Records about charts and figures
-- BEGIN --

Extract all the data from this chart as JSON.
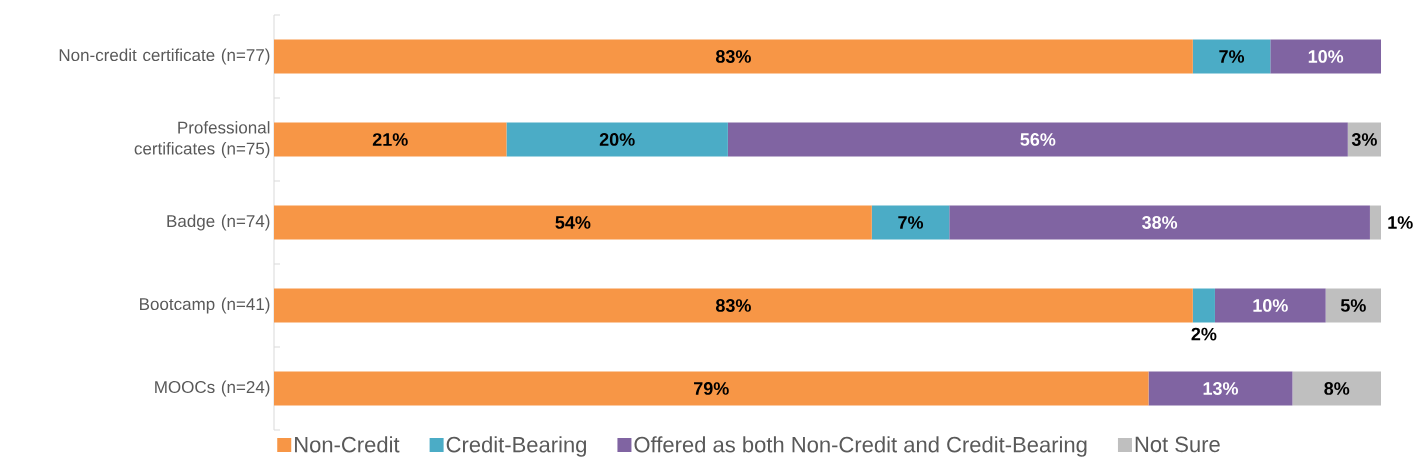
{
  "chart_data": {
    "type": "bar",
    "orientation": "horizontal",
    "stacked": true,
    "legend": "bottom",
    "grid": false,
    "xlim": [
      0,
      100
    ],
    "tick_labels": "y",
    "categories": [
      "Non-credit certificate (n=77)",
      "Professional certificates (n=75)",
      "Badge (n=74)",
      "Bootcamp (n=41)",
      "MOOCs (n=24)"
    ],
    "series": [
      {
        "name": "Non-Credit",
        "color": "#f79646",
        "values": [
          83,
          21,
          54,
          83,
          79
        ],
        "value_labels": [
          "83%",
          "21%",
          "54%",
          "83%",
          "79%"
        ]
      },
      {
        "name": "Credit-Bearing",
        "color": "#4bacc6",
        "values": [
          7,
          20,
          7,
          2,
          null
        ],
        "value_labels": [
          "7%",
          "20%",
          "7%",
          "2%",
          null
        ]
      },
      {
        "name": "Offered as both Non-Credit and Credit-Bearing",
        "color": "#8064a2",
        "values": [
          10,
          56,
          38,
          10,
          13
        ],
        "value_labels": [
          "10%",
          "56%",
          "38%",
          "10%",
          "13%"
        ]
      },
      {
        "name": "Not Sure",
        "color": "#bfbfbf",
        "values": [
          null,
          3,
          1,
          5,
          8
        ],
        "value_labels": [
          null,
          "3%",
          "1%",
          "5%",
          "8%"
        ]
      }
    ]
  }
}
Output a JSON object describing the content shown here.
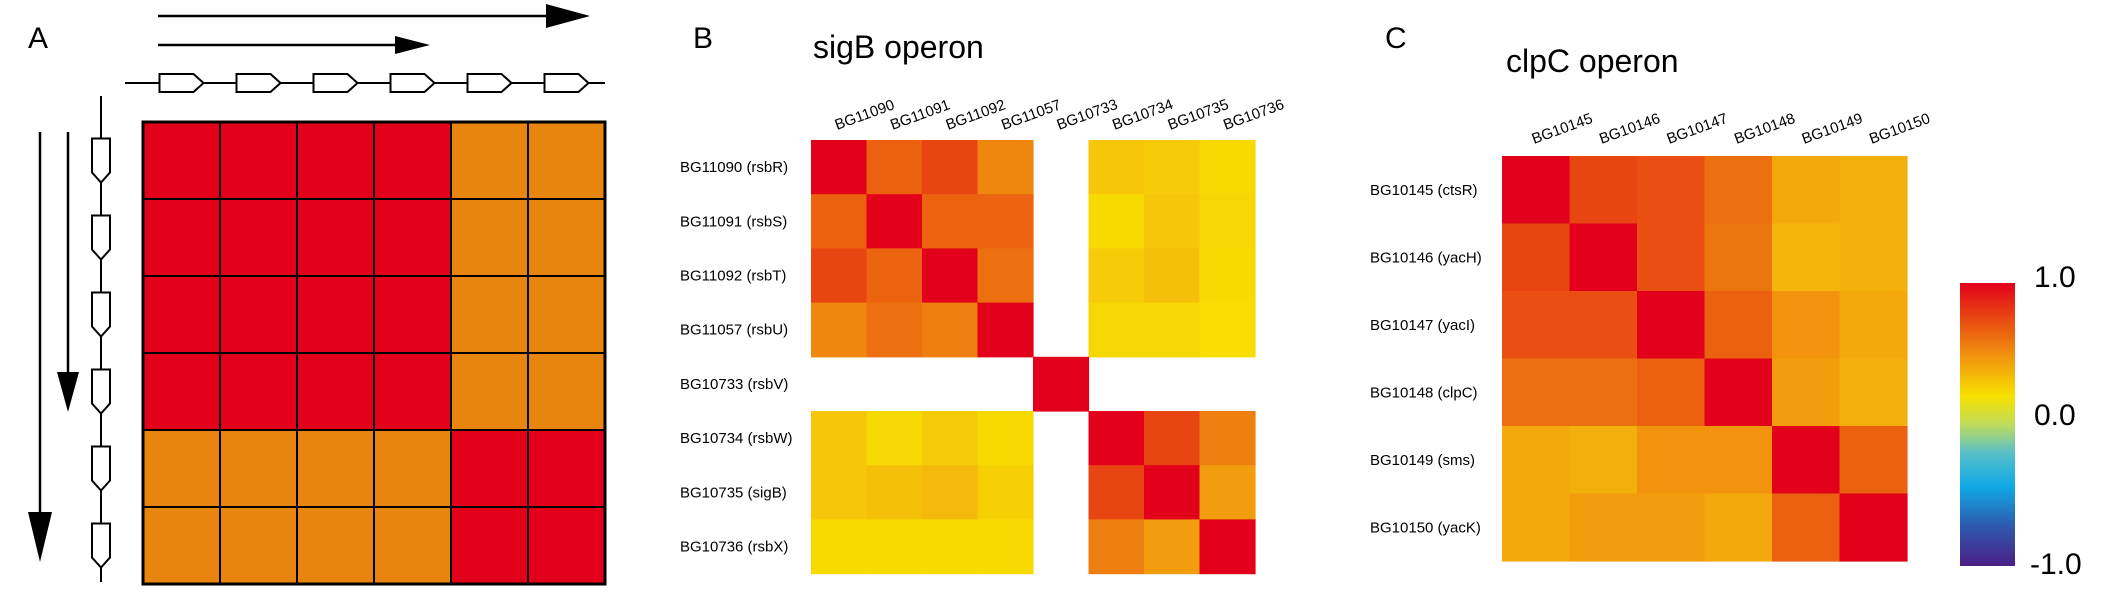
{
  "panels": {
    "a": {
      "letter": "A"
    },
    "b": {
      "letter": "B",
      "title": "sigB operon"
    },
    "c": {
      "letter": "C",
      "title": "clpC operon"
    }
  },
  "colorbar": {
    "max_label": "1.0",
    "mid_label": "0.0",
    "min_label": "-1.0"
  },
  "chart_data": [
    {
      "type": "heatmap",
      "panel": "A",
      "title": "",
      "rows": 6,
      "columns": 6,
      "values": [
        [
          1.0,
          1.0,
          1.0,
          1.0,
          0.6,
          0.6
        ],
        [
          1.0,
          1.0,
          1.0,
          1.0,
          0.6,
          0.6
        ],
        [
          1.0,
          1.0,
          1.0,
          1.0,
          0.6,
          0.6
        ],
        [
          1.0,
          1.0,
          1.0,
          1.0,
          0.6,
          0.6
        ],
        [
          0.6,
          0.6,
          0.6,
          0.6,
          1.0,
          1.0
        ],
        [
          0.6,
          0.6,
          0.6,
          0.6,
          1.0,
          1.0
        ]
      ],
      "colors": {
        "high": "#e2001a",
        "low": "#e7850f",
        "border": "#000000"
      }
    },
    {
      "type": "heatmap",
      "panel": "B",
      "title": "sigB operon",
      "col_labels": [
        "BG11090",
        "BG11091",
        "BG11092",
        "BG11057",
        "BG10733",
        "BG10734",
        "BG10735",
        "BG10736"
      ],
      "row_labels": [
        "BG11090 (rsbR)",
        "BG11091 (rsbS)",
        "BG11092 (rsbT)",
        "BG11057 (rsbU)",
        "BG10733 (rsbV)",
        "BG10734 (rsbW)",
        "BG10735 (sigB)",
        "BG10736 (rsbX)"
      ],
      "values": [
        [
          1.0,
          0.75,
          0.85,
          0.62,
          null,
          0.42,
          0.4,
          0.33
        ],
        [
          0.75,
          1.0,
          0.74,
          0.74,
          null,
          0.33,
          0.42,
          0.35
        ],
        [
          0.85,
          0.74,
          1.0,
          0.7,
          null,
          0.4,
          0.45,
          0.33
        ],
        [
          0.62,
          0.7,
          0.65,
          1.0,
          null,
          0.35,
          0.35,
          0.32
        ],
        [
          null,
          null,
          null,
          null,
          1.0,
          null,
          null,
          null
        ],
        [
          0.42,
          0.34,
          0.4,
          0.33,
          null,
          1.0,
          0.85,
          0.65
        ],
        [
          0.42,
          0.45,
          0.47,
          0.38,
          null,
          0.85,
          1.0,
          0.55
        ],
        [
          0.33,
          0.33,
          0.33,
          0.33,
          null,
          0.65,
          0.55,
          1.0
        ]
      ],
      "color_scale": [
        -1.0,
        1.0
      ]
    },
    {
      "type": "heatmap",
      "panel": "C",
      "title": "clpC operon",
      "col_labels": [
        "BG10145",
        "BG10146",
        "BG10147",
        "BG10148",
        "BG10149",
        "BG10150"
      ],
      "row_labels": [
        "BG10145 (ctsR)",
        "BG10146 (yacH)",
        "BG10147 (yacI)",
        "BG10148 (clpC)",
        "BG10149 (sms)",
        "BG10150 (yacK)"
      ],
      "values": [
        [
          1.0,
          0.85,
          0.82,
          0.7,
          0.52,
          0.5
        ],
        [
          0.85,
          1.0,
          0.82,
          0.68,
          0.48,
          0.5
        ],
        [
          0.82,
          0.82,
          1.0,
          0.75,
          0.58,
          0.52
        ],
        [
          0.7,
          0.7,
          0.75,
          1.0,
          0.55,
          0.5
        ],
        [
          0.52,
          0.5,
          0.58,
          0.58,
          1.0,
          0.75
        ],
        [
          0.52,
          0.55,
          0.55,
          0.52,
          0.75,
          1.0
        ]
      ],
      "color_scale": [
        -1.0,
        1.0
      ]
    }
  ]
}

-- END --

_EXERCISE TASK_
Copy out all the data without changing anything, and drop the pictures.

_CORRECT RESULT_
Extract all the data from this chart as JSON.
{
  "chart_data": {
    "type": "bar",
    "orientation": "horizontal",
    "stacked": true,
    "legend": "bottom",
    "grid": false,
    "xlim": [
      0,
      100
    ],
    "tick_labels": "y",
    "categories": [
      "Non-credit certificate (n=77)",
      "Professional certificates (n=75)",
      "Badge (n=74)",
      "Bootcamp (n=41)",
      "MOOCs (n=24)"
    ],
    "series": [
      {
        "name": "Non-Credit",
        "color": "#f79646",
        "values": [
          83,
          21,
          54,
          83,
          79
        ],
        "value_labels": [
          "83%",
          "21%",
          "54%",
          "83%",
          "79%"
        ]
      },
      {
        "name": "Credit-Bearing",
        "color": "#4bacc6",
        "values": [
          7,
          20,
          7,
          2,
          null
        ],
        "value_labels": [
          "7%",
          "20%",
          "7%",
          "2%",
          null
        ]
      },
      {
        "name": "Offered as both Non-Credit and Credit-Bearing",
        "color": "#8064a2",
        "values": [
          10,
          56,
          38,
          10,
          13
        ],
        "value_labels": [
          "10%",
          "56%",
          "38%",
          "10%",
          "13%"
        ]
      },
      {
        "name": "Not Sure",
        "color": "#bfbfbf",
        "values": [
          null,
          3,
          1,
          5,
          8
        ],
        "value_labels": [
          null,
          "3%",
          "1%",
          "5%",
          "8%"
        ]
      }
    ]
  }
}
Output a JSON object describing the content shown here.
{
  "panels": {
    "a": {
      "letter": "A"
    },
    "b": {
      "letter": "B",
      "title": "sigB operon"
    },
    "c": {
      "letter": "C",
      "title": "clpC operon"
    }
  },
  "colorbar": {
    "max_label": "1.0",
    "mid_label": "0.0",
    "min_label": "-1.0"
  },
  "chart_data": [
    {
      "type": "heatmap",
      "panel": "A",
      "title": "",
      "rows": 6,
      "columns": 6,
      "values": [
        [
          1.0,
          1.0,
          1.0,
          1.0,
          0.6,
          0.6
        ],
        [
          1.0,
          1.0,
          1.0,
          1.0,
          0.6,
          0.6
        ],
        [
          1.0,
          1.0,
          1.0,
          1.0,
          0.6,
          0.6
        ],
        [
          1.0,
          1.0,
          1.0,
          1.0,
          0.6,
          0.6
        ],
        [
          0.6,
          0.6,
          0.6,
          0.6,
          1.0,
          1.0
        ],
        [
          0.6,
          0.6,
          0.6,
          0.6,
          1.0,
          1.0
        ]
      ],
      "colors": {
        "high": "#e2001a",
        "low": "#e7850f",
        "border": "#000000"
      }
    },
    {
      "type": "heatmap",
      "panel": "B",
      "title": "sigB operon",
      "col_labels": [
        "BG11090",
        "BG11091",
        "BG11092",
        "BG11057",
        "BG10733",
        "BG10734",
        "BG10735",
        "BG10736"
      ],
      "row_labels": [
        "BG11090 (rsbR)",
        "BG11091 (rsbS)",
        "BG11092 (rsbT)",
        "BG11057 (rsbU)",
        "BG10733 (rsbV)",
        "BG10734 (rsbW)",
        "BG10735 (sigB)",
        "BG10736 (rsbX)"
      ],
      "values": [
        [
          1.0,
          0.75,
          0.85,
          0.62,
          null,
          0.42,
          0.4,
          0.33
        ],
        [
          0.75,
          1.0,
          0.74,
          0.74,
          null,
          0.33,
          0.42,
          0.35
        ],
        [
          0.85,
          0.74,
          1.0,
          0.7,
          null,
          0.4,
          0.45,
          0.33
        ],
        [
          0.62,
          0.7,
          0.65,
          1.0,
          null,
          0.35,
          0.35,
          0.32
        ],
        [
          null,
          null,
          null,
          null,
          1.0,
          null,
          null,
          null
        ],
        [
          0.42,
          0.34,
          0.4,
          0.33,
          null,
          1.0,
          0.85,
          0.65
        ],
        [
          0.42,
          0.45,
          0.47,
          0.38,
          null,
          0.85,
          1.0,
          0.55
        ],
        [
          0.33,
          0.33,
          0.33,
          0.33,
          null,
          0.65,
          0.55,
          1.0
        ]
      ],
      "color_scale": [
        -1.0,
        1.0
      ]
    },
    {
      "type": "heatmap",
      "panel": "C",
      "title": "clpC operon",
      "col_labels": [
        "BG10145",
        "BG10146",
        "BG10147",
        "BG10148",
        "BG10149",
        "BG10150"
      ],
      "row_labels": [
        "BG10145 (ctsR)",
        "BG10146 (yacH)",
        "BG10147 (yacI)",
        "BG10148 (clpC)",
        "BG10149 (sms)",
        "BG10150 (yacK)"
      ],
      "values": [
        [
          1.0,
          0.85,
          0.82,
          0.7,
          0.52,
          0.5
        ],
        [
          0.85,
          1.0,
          0.82,
          0.68,
          0.48,
          0.5
        ],
        [
          0.82,
          0.82,
          1.0,
          0.75,
          0.58,
          0.52
        ],
        [
          0.7,
          0.7,
          0.75,
          1.0,
          0.55,
          0.5
        ],
        [
          0.52,
          0.5,
          0.58,
          0.58,
          1.0,
          0.75
        ],
        [
          0.52,
          0.55,
          0.55,
          0.52,
          0.75,
          1.0
        ]
      ],
      "color_scale": [
        -1.0,
        1.0
      ]
    }
  ]
}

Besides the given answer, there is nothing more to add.